▸ Goal of the exercise
Extract every line that contains the string "Read".

▸ Material provided

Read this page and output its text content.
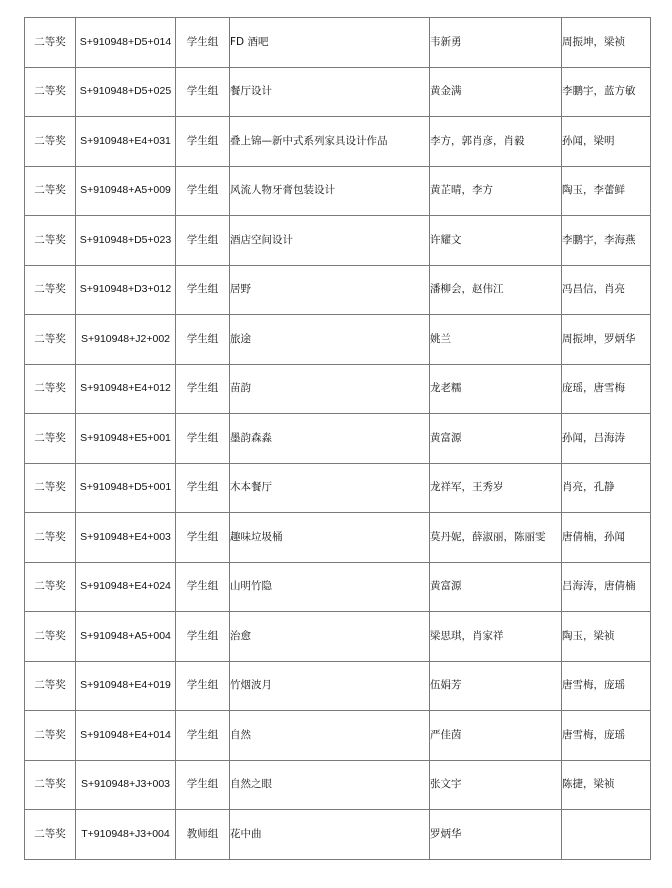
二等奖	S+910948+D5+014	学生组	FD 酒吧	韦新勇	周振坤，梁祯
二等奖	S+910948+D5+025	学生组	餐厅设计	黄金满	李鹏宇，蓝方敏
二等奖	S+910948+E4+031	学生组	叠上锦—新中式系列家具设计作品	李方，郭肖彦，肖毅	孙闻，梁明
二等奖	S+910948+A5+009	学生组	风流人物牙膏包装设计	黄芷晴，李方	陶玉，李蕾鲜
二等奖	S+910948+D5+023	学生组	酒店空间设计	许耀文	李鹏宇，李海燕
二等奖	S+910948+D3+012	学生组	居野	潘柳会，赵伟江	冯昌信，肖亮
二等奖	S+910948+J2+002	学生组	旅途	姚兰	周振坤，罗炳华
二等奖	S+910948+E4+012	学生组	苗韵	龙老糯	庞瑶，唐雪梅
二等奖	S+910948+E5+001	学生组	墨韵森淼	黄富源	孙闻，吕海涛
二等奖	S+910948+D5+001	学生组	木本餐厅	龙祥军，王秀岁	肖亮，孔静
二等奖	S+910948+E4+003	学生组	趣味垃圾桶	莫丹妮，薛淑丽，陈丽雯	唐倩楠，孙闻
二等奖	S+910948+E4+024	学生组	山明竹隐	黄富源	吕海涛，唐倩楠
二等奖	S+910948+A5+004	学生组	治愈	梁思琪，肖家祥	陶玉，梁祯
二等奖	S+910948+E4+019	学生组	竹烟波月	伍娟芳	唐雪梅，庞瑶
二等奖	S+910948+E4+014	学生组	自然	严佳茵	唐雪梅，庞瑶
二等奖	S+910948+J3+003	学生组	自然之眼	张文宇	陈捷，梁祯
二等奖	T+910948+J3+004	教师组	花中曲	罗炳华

--

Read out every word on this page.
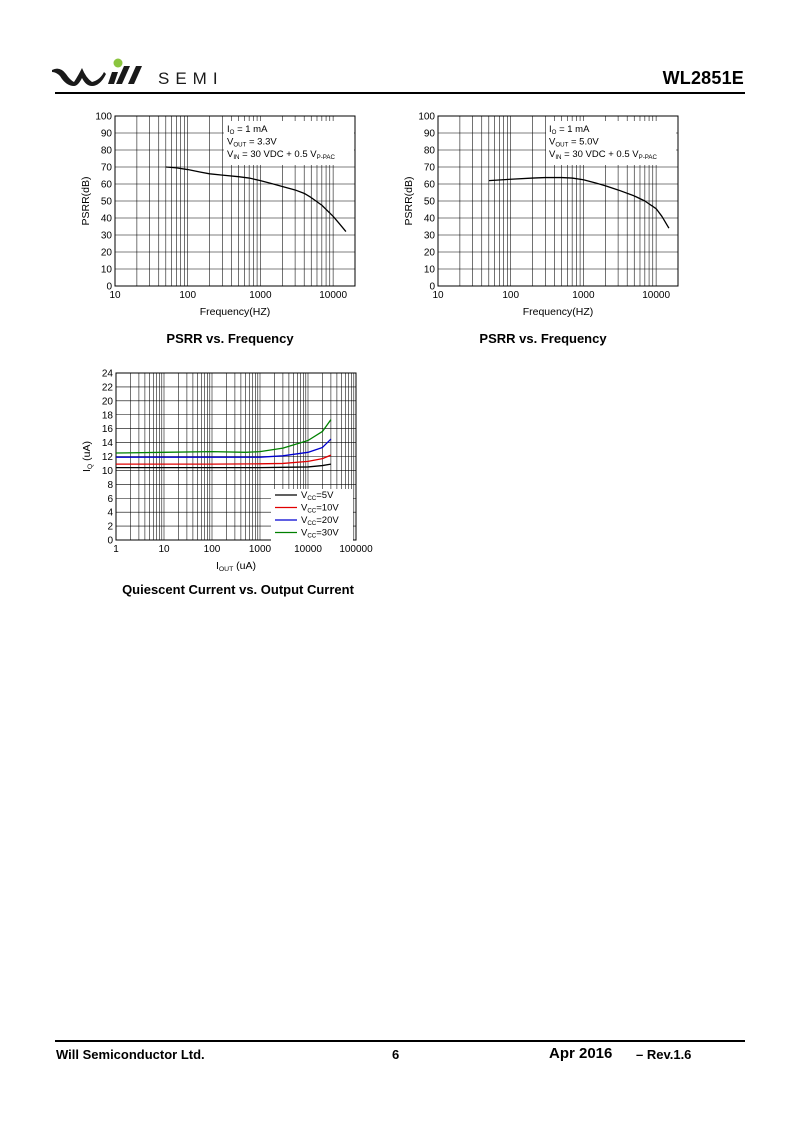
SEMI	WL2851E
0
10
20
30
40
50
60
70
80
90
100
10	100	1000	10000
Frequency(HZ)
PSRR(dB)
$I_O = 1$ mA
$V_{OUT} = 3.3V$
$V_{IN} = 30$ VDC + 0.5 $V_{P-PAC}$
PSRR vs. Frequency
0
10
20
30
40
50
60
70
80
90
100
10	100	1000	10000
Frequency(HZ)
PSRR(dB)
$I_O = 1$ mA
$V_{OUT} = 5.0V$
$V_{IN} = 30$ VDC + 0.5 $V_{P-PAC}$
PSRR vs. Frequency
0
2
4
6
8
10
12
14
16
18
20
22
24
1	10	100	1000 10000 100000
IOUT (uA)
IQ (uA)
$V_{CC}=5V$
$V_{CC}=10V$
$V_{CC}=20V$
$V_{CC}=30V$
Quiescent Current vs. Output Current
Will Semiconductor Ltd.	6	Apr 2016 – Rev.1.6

▸ Output of the task
Read this page and output its text content.
Read out every word on this page.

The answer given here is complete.